### Your goal
Locate the string "color" throughout the material and copy every line in which it occurs.
[START Given entries]
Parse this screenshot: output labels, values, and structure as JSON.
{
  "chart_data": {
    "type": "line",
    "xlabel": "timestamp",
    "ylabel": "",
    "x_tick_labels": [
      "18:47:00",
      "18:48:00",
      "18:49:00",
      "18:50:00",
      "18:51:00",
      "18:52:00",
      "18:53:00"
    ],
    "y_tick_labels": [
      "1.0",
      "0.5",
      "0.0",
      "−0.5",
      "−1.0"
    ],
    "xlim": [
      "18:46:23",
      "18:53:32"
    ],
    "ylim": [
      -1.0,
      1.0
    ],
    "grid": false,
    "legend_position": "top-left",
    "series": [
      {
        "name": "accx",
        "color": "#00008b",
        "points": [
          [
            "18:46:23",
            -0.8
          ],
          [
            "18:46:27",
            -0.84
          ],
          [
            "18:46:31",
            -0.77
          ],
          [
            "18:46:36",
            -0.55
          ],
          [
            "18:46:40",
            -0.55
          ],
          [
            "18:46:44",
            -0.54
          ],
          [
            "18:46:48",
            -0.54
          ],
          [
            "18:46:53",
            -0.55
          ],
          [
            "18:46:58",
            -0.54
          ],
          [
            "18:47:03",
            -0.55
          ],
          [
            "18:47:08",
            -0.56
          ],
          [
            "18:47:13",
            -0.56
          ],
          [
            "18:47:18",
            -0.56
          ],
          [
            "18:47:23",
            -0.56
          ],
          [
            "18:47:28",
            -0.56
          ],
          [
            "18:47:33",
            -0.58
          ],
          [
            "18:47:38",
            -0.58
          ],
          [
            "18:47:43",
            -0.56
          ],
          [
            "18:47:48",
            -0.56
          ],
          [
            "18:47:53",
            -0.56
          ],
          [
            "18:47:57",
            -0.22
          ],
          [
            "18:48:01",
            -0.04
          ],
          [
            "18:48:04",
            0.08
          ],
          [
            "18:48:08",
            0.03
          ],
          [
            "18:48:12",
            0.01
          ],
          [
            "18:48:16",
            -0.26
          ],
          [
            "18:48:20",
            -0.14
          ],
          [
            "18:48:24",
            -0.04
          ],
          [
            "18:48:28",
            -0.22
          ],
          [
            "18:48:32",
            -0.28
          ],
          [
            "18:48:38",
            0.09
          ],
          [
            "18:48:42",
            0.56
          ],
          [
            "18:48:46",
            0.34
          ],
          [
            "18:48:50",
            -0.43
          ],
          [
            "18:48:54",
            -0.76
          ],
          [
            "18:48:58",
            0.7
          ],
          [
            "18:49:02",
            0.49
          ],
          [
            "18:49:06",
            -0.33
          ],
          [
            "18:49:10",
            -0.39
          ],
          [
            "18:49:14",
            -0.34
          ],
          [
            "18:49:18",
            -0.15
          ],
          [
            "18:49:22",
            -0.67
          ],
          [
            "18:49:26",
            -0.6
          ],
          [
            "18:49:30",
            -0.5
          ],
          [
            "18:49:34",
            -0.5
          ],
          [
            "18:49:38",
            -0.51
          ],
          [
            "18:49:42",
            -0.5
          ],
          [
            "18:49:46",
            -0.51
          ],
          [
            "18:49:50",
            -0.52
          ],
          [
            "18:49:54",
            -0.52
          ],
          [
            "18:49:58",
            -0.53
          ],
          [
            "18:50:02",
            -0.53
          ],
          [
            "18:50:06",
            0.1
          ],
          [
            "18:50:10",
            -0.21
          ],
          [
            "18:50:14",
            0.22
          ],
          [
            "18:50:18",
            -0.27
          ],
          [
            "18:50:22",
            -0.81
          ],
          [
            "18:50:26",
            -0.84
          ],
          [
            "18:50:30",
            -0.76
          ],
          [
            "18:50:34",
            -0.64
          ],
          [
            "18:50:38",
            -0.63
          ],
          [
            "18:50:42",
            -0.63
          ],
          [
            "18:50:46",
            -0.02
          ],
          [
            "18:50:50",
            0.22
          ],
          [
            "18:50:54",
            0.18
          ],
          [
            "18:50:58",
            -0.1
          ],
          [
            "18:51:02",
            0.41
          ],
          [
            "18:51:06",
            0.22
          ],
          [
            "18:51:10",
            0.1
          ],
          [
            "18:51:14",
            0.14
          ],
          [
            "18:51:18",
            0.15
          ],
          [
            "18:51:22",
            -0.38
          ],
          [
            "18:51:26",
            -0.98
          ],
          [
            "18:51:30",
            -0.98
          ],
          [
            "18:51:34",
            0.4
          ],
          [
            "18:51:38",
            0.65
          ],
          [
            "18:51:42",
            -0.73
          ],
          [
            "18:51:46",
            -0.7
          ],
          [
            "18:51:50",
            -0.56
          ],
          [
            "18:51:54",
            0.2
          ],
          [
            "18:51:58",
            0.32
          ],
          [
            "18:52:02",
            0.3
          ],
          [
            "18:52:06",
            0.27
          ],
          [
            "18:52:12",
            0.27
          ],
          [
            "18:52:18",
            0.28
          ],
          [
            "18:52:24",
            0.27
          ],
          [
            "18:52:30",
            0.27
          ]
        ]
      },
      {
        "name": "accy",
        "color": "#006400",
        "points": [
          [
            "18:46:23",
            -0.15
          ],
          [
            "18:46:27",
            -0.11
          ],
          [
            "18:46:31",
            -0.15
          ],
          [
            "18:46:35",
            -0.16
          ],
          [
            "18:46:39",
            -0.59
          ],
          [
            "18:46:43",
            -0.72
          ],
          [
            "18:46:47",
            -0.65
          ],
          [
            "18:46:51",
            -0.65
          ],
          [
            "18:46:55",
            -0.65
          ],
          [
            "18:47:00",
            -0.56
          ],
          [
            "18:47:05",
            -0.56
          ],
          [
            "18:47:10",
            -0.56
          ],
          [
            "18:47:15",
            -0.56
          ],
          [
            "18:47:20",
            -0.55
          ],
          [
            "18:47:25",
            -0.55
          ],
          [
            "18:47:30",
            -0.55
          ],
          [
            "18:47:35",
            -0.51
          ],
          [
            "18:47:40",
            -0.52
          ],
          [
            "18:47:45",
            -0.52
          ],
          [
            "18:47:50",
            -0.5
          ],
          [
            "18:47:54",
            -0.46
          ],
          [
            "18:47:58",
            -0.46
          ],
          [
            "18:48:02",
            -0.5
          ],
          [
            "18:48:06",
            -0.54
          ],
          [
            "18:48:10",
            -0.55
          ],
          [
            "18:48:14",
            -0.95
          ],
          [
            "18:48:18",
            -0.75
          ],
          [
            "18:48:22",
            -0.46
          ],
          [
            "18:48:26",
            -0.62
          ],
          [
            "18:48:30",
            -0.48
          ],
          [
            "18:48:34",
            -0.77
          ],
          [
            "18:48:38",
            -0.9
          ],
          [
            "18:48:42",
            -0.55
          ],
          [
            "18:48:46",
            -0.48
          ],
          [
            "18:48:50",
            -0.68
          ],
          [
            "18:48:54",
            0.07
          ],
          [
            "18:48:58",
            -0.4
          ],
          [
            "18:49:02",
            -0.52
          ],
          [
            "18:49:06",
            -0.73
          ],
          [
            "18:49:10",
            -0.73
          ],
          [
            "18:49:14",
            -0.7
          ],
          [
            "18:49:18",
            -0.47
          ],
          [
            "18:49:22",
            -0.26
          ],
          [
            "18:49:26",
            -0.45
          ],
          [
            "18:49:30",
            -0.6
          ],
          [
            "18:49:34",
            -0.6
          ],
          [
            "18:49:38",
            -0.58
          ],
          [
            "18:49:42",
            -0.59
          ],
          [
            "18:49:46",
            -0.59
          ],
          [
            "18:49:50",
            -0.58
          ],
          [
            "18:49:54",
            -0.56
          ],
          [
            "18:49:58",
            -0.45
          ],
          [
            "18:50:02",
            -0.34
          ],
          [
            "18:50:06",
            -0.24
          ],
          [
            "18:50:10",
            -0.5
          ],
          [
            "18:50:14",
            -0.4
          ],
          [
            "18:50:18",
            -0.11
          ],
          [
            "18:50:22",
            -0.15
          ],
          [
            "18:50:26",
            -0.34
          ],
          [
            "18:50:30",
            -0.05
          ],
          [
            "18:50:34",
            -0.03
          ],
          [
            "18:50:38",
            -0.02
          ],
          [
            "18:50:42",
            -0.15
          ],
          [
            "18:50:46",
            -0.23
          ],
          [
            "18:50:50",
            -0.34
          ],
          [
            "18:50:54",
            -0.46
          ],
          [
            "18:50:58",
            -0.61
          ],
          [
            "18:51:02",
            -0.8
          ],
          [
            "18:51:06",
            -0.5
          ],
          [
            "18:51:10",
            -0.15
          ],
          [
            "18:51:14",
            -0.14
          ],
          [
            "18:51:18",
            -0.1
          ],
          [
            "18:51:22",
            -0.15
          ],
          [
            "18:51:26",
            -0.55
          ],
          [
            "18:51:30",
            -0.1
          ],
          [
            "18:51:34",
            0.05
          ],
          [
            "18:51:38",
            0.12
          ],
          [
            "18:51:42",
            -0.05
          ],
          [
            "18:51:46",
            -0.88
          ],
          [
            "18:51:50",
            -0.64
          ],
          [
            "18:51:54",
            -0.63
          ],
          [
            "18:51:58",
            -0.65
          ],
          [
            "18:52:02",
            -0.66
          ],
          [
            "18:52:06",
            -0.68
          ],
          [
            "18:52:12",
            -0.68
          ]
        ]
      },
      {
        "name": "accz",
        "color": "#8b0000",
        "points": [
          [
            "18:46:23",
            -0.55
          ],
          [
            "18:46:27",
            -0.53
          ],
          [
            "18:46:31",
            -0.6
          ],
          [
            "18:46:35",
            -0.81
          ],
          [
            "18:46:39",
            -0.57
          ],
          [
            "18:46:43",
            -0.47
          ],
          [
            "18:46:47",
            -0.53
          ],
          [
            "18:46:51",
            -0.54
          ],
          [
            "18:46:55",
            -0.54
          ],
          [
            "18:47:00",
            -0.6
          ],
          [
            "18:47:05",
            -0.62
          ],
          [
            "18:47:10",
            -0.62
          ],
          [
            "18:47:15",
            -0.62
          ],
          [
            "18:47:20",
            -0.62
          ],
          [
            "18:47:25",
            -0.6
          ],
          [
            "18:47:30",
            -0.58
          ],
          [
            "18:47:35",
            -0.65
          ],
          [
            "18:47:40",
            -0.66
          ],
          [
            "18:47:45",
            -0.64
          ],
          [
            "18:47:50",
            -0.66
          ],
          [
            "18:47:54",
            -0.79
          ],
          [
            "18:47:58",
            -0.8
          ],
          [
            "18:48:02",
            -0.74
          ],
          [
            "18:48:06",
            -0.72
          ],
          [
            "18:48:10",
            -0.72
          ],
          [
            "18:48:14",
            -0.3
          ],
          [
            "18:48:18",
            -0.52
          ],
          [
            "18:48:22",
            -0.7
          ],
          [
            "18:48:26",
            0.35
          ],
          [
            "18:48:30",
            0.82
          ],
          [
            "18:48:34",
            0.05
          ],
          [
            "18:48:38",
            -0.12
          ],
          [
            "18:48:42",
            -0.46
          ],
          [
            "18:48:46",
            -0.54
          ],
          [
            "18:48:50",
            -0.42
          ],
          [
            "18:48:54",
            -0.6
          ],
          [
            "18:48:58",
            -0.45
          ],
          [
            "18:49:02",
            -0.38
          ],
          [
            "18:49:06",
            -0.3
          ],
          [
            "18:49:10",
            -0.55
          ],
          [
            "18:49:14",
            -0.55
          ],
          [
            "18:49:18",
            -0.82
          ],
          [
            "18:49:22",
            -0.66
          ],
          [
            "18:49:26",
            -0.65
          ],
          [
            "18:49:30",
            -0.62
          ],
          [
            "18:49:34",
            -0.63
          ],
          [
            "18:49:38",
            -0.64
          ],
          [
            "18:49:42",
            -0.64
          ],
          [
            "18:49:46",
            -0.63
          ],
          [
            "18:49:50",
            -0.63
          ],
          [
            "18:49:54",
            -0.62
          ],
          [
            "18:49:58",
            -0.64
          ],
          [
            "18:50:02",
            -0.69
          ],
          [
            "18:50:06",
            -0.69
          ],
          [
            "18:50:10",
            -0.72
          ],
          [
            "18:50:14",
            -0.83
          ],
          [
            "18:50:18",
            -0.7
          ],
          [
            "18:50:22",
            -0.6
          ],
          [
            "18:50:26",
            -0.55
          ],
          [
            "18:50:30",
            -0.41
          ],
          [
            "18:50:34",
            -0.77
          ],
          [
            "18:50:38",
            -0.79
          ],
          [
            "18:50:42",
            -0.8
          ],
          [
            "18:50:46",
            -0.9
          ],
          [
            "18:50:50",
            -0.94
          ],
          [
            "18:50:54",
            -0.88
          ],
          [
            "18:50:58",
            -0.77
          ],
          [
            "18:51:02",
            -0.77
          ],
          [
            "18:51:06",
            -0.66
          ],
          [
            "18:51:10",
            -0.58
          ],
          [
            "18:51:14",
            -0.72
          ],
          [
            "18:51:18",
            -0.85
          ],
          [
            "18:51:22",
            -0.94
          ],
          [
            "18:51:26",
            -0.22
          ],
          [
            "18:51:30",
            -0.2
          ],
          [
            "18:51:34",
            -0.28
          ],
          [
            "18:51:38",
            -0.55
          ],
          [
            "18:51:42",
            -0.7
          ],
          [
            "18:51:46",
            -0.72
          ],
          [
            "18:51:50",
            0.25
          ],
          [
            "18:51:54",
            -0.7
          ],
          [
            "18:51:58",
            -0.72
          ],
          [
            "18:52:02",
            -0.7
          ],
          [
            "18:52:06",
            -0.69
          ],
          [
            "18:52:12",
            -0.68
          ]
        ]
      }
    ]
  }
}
[END Given entries]
### Response below
        "color": "#00008b",
        "color": "#006400",
        "color": "#8b0000",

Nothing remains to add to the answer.